Write out every entry precisely as given, leaving the pictures out.

── Data for the task ──

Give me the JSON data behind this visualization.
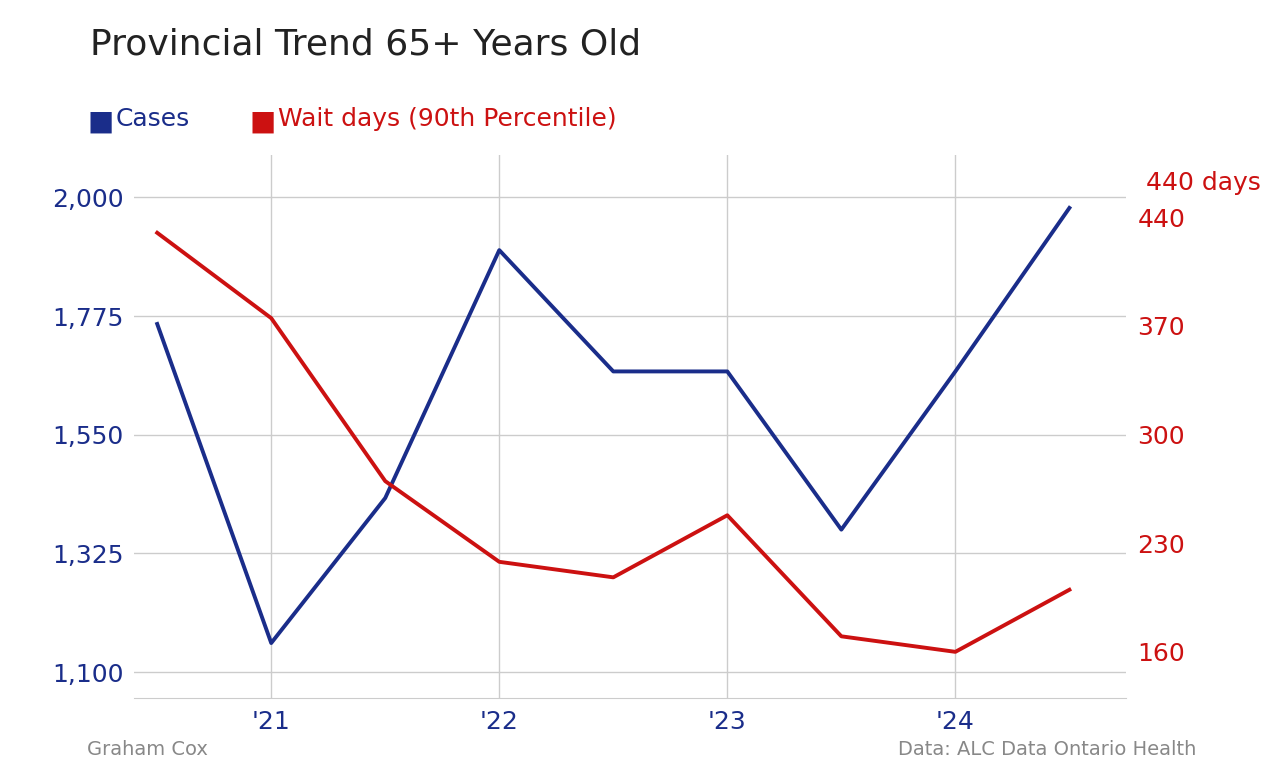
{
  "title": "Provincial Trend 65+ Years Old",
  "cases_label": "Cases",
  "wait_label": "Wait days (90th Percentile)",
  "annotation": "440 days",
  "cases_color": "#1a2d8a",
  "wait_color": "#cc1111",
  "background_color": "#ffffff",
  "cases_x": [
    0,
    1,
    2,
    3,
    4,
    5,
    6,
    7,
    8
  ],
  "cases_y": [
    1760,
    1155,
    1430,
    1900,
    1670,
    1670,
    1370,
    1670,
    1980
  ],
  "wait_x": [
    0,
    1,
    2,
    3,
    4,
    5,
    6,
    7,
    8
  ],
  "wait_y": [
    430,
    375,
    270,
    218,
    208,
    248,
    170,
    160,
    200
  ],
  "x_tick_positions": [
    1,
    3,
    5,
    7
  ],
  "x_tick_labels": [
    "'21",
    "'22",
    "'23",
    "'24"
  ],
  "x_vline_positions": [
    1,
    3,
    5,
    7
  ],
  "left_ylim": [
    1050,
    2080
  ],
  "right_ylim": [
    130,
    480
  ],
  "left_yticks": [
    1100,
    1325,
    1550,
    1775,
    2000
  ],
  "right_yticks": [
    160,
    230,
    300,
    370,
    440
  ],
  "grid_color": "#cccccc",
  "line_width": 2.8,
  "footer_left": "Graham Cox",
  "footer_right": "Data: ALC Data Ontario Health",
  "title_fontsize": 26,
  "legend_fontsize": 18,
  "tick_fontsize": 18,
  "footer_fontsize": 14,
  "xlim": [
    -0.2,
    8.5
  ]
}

───

◆ **The completed task**
Give me the JSON data behind this visualization.
{
  "title": "Provincial Trend 65+ Years Old",
  "cases_label": "Cases",
  "wait_label": "Wait days (90th Percentile)",
  "annotation": "440 days",
  "cases_color": "#1a2d8a",
  "wait_color": "#cc1111",
  "background_color": "#ffffff",
  "cases_x": [
    0,
    1,
    2,
    3,
    4,
    5,
    6,
    7,
    8
  ],
  "cases_y": [
    1760,
    1155,
    1430,
    1900,
    1670,
    1670,
    1370,
    1670,
    1980
  ],
  "wait_x": [
    0,
    1,
    2,
    3,
    4,
    5,
    6,
    7,
    8
  ],
  "wait_y": [
    430,
    375,
    270,
    218,
    208,
    248,
    170,
    160,
    200
  ],
  "x_tick_positions": [
    1,
    3,
    5,
    7
  ],
  "x_tick_labels": [
    "'21",
    "'22",
    "'23",
    "'24"
  ],
  "x_vline_positions": [
    1,
    3,
    5,
    7
  ],
  "left_ylim": [
    1050,
    2080
  ],
  "right_ylim": [
    130,
    480
  ],
  "left_yticks": [
    1100,
    1325,
    1550,
    1775,
    2000
  ],
  "right_yticks": [
    160,
    230,
    300,
    370,
    440
  ],
  "grid_color": "#cccccc",
  "line_width": 2.8,
  "footer_left": "Graham Cox",
  "footer_right": "Data: ALC Data Ontario Health",
  "title_fontsize": 26,
  "legend_fontsize": 18,
  "tick_fontsize": 18,
  "footer_fontsize": 14,
  "xlim": [
    -0.2,
    8.5
  ]
}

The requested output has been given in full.